- _RECORDS_
-- Start --
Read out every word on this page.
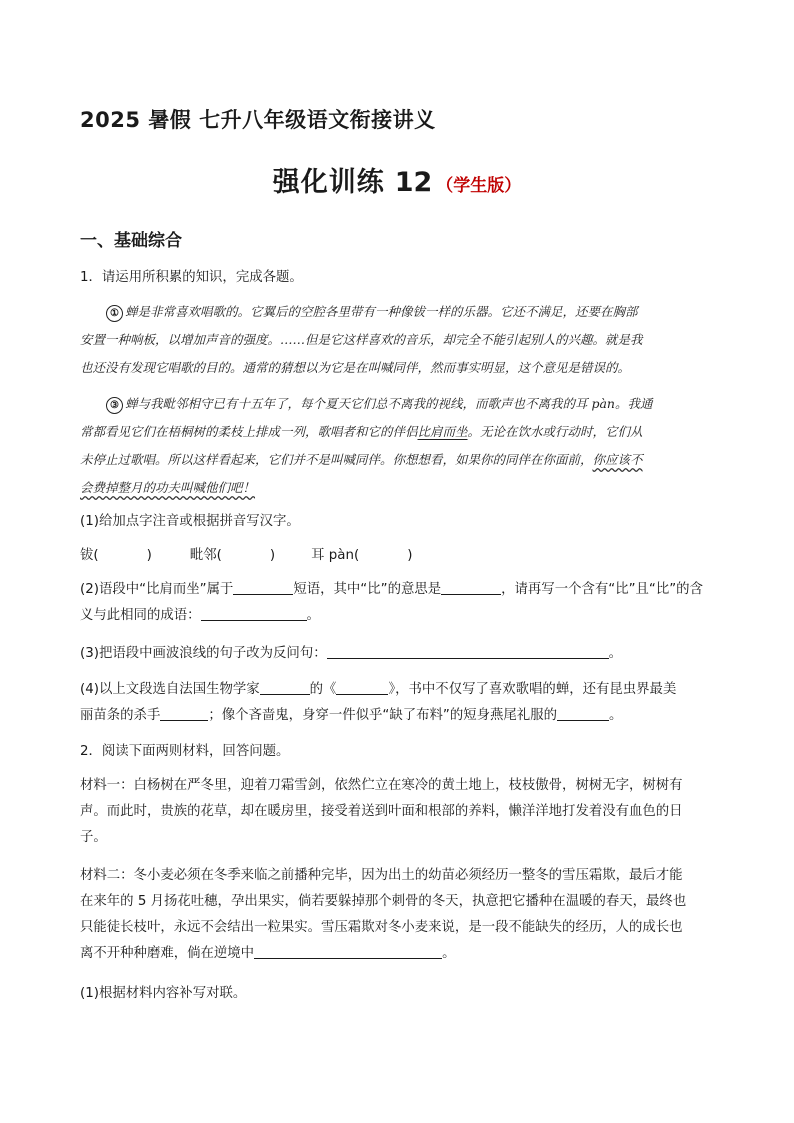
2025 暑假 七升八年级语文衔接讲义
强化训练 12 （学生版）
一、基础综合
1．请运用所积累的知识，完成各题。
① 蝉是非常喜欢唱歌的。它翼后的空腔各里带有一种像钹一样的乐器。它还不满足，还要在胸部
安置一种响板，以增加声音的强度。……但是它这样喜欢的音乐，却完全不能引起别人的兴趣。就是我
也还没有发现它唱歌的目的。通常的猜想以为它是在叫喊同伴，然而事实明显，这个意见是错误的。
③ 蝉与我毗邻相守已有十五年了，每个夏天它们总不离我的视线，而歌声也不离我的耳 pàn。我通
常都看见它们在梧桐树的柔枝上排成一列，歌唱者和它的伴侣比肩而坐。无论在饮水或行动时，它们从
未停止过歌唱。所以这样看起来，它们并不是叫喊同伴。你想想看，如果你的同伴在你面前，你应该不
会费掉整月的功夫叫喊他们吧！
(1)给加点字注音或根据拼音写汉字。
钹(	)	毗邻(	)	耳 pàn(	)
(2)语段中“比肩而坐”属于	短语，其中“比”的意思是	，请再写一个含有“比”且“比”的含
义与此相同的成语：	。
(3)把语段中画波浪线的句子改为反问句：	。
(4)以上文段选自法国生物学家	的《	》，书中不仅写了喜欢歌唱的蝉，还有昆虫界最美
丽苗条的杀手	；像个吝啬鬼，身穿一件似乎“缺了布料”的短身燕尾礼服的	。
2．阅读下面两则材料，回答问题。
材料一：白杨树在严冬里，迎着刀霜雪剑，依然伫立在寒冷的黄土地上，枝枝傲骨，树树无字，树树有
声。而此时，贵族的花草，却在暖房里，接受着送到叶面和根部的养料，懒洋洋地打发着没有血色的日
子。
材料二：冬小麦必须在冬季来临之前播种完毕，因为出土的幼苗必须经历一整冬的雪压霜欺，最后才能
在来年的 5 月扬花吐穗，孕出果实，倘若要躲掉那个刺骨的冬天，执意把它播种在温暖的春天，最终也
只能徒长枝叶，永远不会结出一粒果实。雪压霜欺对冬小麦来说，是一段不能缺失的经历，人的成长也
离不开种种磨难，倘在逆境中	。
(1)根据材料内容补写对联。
-- End --
-- Start --
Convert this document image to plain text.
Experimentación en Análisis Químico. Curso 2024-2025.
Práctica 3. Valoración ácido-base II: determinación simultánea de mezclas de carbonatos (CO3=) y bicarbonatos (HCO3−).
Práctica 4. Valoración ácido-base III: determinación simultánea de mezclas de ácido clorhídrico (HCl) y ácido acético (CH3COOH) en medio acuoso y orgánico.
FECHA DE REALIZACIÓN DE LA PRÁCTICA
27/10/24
-- End --
-- Start --
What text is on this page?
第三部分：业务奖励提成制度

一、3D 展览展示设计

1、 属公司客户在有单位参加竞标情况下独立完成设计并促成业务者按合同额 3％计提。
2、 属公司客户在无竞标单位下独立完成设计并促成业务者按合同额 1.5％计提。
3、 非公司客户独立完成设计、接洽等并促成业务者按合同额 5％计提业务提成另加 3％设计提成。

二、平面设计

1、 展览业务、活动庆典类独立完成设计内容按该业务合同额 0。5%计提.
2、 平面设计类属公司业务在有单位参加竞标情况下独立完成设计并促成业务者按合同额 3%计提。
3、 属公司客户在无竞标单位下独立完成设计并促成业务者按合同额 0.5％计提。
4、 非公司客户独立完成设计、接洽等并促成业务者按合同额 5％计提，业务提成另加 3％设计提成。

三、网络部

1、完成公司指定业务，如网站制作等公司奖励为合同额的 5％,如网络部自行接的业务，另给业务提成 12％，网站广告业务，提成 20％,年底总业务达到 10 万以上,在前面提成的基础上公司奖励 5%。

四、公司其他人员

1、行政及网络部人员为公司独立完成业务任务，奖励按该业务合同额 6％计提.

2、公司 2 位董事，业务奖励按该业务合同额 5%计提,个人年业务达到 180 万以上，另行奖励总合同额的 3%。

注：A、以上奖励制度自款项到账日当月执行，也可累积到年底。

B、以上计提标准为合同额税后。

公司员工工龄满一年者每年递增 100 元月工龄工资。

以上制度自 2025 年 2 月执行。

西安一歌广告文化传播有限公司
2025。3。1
-- End --
- _DO THIS_
Filter the records above for "determinación" and copy every matching line.

- _ANSWER TO THIS PROBLEM_
Práctica 3. Valoración ácido-base II: determinación simultánea de mezclas de carbonatos (CO3=) y bicarbonatos (HCO3−).
Práctica 4. Valoración ácido-base III: determinación simultánea de mezclas de ácido clorhídrico (HCl) y ácido acético (CH3COOH) en medio acuoso y orgánico.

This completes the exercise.